What is needed: Reproduce each of the lines word for word.

Provided records:
----

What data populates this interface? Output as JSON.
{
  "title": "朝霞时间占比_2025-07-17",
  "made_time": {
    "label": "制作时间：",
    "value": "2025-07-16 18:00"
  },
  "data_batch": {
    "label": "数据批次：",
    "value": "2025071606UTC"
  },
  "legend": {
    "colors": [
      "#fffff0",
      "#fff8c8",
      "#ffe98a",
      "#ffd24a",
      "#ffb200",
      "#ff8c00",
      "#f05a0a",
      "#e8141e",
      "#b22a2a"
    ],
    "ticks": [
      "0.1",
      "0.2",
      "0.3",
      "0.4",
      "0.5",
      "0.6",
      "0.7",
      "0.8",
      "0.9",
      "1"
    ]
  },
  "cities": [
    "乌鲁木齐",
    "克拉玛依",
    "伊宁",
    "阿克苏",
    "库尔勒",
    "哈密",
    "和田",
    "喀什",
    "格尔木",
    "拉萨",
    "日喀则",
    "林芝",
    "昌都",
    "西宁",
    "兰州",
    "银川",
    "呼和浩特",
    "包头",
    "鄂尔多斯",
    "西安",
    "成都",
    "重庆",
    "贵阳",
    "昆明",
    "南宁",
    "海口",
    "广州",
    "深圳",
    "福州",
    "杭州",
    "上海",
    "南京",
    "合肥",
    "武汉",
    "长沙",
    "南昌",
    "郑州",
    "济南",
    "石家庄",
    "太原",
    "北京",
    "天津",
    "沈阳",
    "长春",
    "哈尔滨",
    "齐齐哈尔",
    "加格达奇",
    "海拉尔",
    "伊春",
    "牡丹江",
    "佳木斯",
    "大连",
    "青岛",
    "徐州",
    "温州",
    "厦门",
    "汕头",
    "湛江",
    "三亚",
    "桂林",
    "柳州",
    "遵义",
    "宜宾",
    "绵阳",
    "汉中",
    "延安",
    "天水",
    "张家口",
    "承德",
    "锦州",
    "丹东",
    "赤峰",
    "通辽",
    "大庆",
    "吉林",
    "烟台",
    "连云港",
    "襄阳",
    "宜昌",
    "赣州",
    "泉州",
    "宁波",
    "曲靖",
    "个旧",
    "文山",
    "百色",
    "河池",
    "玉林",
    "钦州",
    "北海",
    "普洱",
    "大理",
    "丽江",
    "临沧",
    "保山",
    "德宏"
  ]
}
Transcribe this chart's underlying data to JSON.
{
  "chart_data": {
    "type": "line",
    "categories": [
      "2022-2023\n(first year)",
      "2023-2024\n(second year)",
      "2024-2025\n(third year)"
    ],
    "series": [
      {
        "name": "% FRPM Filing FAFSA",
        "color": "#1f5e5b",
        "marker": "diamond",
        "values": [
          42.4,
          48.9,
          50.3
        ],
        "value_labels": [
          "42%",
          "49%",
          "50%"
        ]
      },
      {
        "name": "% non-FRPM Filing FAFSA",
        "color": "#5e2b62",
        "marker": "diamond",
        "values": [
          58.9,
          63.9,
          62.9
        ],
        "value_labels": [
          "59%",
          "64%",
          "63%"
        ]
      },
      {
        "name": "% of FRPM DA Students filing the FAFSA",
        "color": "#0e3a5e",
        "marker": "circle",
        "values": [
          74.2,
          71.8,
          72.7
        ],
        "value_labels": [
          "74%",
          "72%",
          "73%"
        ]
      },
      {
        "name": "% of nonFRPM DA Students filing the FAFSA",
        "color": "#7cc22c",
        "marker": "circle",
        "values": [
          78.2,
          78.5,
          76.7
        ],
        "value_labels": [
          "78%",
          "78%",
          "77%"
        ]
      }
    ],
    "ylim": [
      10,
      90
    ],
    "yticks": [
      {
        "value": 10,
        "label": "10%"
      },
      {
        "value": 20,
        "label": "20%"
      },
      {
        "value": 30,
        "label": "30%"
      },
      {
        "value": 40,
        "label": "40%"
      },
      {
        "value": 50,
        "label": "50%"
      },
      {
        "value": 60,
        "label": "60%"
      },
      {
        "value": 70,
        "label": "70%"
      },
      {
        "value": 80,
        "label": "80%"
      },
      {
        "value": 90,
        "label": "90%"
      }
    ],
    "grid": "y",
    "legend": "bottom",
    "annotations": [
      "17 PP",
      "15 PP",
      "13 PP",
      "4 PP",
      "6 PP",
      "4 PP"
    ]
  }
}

----

Answer:
What data populates this interface? Output as JSON.
{
  "title": "朝霞时间占比_2025-07-17",
  "made_time": {
    "label": "制作时间：",
    "value": "2025-07-16 18:00"
  },
  "data_batch": {
    "label": "数据批次：",
    "value": "2025071606UTC"
  },
  "legend": {
    "colors": [
      "#fffff0",
      "#fff8c8",
      "#ffe98a",
      "#ffd24a",
      "#ffb200",
      "#ff8c00",
      "#f05a0a",
      "#e8141e",
      "#b22a2a"
    ],
    "ticks": [
      "0.1",
      "0.2",
      "0.3",
      "0.4",
      "0.5",
      "0.6",
      "0.7",
      "0.8",
      "0.9",
      "1"
    ]
  },
  "cities": [
    "乌鲁木齐",
    "克拉玛依",
    "伊宁",
    "阿克苏",
    "库尔勒",
    "哈密",
    "和田",
    "喀什",
    "格尔木",
    "拉萨",
    "日喀则",
    "林芝",
    "昌都",
    "西宁",
    "兰州",
    "银川",
    "呼和浩特",
    "包头",
    "鄂尔多斯",
    "西安",
    "成都",
    "重庆",
    "贵阳",
    "昆明",
    "南宁",
    "海口",
    "广州",
    "深圳",
    "福州",
    "杭州",
    "上海",
    "南京",
    "合肥",
    "武汉",
    "长沙",
    "南昌",
    "郑州",
    "济南",
    "石家庄",
    "太原",
    "北京",
    "天津",
    "沈阳",
    "长春",
    "哈尔滨",
    "齐齐哈尔",
    "加格达奇",
    "海拉尔",
    "伊春",
    "牡丹江",
    "佳木斯",
    "大连",
    "青岛",
    "徐州",
    "温州",
    "厦门",
    "汕头",
    "湛江",
    "三亚",
    "桂林",
    "柳州",
    "遵义",
    "宜宾",
    "绵阳",
    "汉中",
    "延安",
    "天水",
    "张家口",
    "承德",
    "锦州",
    "丹东",
    "赤峰",
    "通辽",
    "大庆",
    "吉林",
    "烟台",
    "连云港",
    "襄阳",
    "宜昌",
    "赣州",
    "泉州",
    "宁波",
    "曲靖",
    "个旧",
    "文山",
    "百色",
    "河池",
    "玉林",
    "钦州",
    "北海",
    "普洱",
    "大理",
    "丽江",
    "临沧",
    "保山",
    "德宏"
  ]
}
Transcribe this chart's underlying data to JSON.
{
  "chart_data": {
    "type": "line",
    "categories": [
      "2022-2023\n(first year)",
      "2023-2024\n(second year)",
      "2024-2025\n(third year)"
    ],
    "series": [
      {
        "name": "% FRPM Filing FAFSA",
        "color": "#1f5e5b",
        "marker": "diamond",
        "values": [
          42.4,
          48.9,
          50.3
        ],
        "value_labels": [
          "42%",
          "49%",
          "50%"
        ]
      },
      {
        "name": "% non-FRPM Filing FAFSA",
        "color": "#5e2b62",
        "marker": "diamond",
        "values": [
          58.9,
          63.9,
          62.9
        ],
        "value_labels": [
          "59%",
          "64%",
          "63%"
        ]
      },
      {
        "name": "% of FRPM DA Students filing the FAFSA",
        "color": "#0e3a5e",
        "marker": "circle",
        "values": [
          74.2,
          71.8,
          72.7
        ],
        "value_labels": [
          "74%",
          "72%",
          "73%"
        ]
      },
      {
        "name": "% of nonFRPM DA Students filing the FAFSA",
        "color": "#7cc22c",
        "marker": "circle",
        "values": [
          78.2,
          78.5,
          76.7
        ],
        "value_labels": [
          "78%",
          "78%",
          "77%"
        ]
      }
    ],
    "ylim": [
      10,
      90
    ],
    "yticks": [
      {
        "value": 10,
        "label": "10%"
      },
      {
        "value": 20,
        "label": "20%"
      },
      {
        "value": 30,
        "label": "30%"
      },
      {
        "value": 40,
        "label": "40%"
      },
      {
        "value": 50,
        "label": "50%"
      },
      {
        "value": 60,
        "label": "60%"
      },
      {
        "value": 70,
        "label": "70%"
      },
      {
        "value": 80,
        "label": "80%"
      },
      {
        "value": 90,
        "label": "90%"
      }
    ],
    "grid": "y",
    "legend": "bottom",
    "annotations": [
      "17 PP",
      "15 PP",
      "13 PP",
      "4 PP",
      "6 PP",
      "4 PP"
    ]
  }
}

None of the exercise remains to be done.